Required task ▸
Repeat the records below exactly, leaving out every picture.

Data for this exercise ▸
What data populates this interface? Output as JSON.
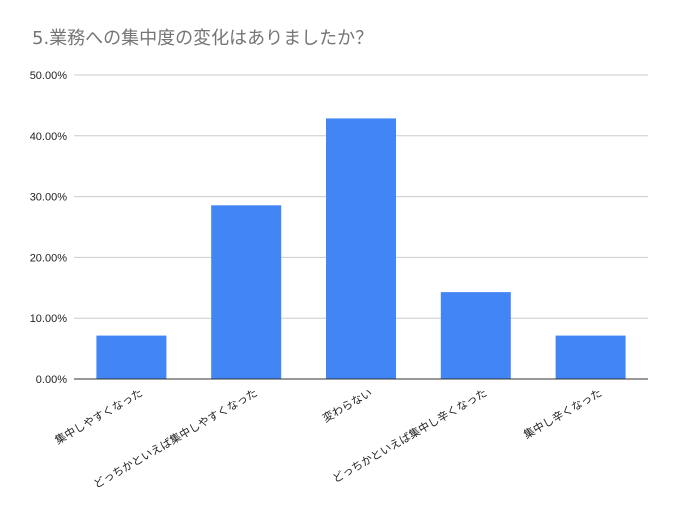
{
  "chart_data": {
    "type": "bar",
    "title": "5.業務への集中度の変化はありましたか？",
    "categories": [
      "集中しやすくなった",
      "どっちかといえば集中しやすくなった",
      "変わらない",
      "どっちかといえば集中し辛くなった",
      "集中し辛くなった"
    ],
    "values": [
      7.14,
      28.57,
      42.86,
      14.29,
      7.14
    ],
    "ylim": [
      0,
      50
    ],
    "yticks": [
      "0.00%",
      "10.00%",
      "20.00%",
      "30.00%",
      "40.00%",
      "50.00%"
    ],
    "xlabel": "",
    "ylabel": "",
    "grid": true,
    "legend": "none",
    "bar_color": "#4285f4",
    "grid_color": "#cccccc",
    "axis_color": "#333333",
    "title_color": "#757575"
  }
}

Solution ▸
What data populates this interface? Output as JSON.
{
  "chart_data": {
    "type": "bar",
    "title": "5.業務への集中度の変化はありましたか？",
    "categories": [
      "集中しやすくなった",
      "どっちかといえば集中しやすくなった",
      "変わらない",
      "どっちかといえば集中し辛くなった",
      "集中し辛くなった"
    ],
    "values": [
      7.14,
      28.57,
      42.86,
      14.29,
      7.14
    ],
    "ylim": [
      0,
      50
    ],
    "yticks": [
      "0.00%",
      "10.00%",
      "20.00%",
      "30.00%",
      "40.00%",
      "50.00%"
    ],
    "xlabel": "",
    "ylabel": "",
    "grid": true,
    "legend": "none",
    "bar_color": "#4285f4",
    "grid_color": "#cccccc",
    "axis_color": "#333333",
    "title_color": "#757575"
  }
}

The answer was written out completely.